> **Task objective**: Retype the lines of the listing starting at the beginning and ending at the line containing "chevron-down-icon: ▼ (662, 102, 671, 112)", both included, exactly as they appear.

[Listings of boxed layout items]
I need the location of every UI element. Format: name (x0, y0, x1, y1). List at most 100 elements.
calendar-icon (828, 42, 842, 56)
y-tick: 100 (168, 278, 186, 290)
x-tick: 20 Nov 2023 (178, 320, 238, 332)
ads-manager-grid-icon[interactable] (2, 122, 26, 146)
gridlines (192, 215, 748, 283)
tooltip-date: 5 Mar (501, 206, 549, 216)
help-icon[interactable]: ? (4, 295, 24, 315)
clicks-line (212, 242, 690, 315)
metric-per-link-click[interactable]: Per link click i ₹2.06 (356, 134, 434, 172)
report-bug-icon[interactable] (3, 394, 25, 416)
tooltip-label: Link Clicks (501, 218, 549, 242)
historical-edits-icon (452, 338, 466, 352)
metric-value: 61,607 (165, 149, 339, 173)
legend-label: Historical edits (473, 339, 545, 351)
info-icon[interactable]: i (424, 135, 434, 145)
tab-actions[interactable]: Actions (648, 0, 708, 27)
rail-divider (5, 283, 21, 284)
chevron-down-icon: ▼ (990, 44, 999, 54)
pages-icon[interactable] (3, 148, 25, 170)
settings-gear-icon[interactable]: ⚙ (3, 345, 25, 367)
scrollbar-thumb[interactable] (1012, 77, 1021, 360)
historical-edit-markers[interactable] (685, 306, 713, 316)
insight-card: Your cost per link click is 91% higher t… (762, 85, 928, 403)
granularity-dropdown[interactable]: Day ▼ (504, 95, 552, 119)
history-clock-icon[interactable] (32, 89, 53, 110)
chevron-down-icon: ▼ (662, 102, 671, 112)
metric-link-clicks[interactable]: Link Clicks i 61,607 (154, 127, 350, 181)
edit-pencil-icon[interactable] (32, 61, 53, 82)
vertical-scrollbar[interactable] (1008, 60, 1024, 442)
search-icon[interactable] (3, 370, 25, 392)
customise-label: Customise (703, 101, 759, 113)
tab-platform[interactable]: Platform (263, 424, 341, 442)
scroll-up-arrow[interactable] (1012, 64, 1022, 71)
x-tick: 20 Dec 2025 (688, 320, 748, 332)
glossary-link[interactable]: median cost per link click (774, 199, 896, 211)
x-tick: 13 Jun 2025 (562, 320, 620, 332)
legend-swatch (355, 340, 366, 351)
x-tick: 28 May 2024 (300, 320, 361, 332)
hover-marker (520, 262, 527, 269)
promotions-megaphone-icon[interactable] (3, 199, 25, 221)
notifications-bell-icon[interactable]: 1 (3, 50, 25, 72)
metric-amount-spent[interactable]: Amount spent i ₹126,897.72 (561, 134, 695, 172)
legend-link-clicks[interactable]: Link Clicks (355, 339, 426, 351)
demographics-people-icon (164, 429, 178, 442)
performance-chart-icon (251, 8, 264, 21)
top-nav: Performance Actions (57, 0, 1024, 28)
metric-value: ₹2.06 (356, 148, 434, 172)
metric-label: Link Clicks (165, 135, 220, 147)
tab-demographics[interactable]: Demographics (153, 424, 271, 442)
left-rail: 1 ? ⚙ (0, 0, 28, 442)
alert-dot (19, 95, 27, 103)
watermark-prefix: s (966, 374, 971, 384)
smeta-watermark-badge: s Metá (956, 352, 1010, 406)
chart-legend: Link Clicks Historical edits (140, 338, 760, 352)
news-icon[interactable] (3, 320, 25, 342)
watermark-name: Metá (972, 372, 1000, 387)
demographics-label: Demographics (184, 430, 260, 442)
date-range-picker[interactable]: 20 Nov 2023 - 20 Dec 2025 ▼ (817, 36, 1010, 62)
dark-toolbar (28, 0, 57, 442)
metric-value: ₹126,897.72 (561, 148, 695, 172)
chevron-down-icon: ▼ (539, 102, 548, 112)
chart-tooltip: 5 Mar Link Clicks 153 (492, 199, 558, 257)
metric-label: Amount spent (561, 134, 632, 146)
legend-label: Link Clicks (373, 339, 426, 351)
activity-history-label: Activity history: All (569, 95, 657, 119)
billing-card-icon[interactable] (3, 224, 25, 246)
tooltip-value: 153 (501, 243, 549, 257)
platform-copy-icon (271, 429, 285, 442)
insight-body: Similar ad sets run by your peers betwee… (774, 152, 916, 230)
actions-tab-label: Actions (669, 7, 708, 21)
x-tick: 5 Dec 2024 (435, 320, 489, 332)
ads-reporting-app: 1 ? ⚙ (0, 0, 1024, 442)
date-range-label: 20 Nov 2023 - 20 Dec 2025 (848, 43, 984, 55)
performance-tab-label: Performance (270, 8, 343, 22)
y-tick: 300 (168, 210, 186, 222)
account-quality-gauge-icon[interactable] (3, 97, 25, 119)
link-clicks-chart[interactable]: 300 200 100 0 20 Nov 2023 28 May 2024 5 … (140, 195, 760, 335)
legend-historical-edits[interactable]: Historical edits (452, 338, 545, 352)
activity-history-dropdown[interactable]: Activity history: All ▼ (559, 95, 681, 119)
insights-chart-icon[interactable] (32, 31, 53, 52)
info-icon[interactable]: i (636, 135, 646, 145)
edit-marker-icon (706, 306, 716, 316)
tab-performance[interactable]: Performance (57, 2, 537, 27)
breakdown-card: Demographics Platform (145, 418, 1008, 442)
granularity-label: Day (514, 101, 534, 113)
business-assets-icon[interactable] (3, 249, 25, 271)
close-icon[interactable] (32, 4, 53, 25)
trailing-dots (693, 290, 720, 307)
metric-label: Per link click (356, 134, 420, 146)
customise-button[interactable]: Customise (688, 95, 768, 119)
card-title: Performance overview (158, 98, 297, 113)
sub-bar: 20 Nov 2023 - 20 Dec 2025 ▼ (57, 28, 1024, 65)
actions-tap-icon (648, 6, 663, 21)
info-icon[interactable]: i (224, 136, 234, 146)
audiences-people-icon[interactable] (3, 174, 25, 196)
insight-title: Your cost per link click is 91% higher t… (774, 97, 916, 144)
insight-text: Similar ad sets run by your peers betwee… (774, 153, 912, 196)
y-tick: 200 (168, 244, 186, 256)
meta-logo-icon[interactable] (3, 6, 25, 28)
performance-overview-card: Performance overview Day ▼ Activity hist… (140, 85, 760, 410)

> **Output for this task**:
I need the location of every UI element. Format: name (x0, y0, x1, y1). List at most 100 elements.
calendar-icon (828, 42, 842, 56)
y-tick: 100 (168, 278, 186, 290)
x-tick: 20 Nov 2023 (178, 320, 238, 332)
ads-manager-grid-icon[interactable] (2, 122, 26, 146)
gridlines (192, 215, 748, 283)
tooltip-date: 5 Mar (501, 206, 549, 216)
help-icon[interactable]: ? (4, 295, 24, 315)
clicks-line (212, 242, 690, 315)
metric-per-link-click[interactable]: Per link click i ₹2.06 (356, 134, 434, 172)
report-bug-icon[interactable] (3, 394, 25, 416)
tooltip-label: Link Clicks (501, 218, 549, 242)
historical-edits-icon (452, 338, 466, 352)
metric-value: 61,607 (165, 149, 339, 173)
legend-label: Historical edits (473, 339, 545, 351)
info-icon[interactable]: i (424, 135, 434, 145)
tab-actions[interactable]: Actions (648, 0, 708, 27)
rail-divider (5, 283, 21, 284)
chevron-down-icon: ▼ (990, 44, 999, 54)
pages-icon[interactable] (3, 148, 25, 170)
settings-gear-icon[interactable]: ⚙ (3, 345, 25, 367)
scrollbar-thumb[interactable] (1012, 77, 1021, 360)
historical-edit-markers[interactable] (685, 306, 713, 316)
insight-card: Your cost per link click is 91% higher t… (762, 85, 928, 403)
granularity-dropdown[interactable]: Day ▼ (504, 95, 552, 119)
history-clock-icon[interactable] (32, 89, 53, 110)
chevron-down-icon: ▼ (662, 102, 671, 112)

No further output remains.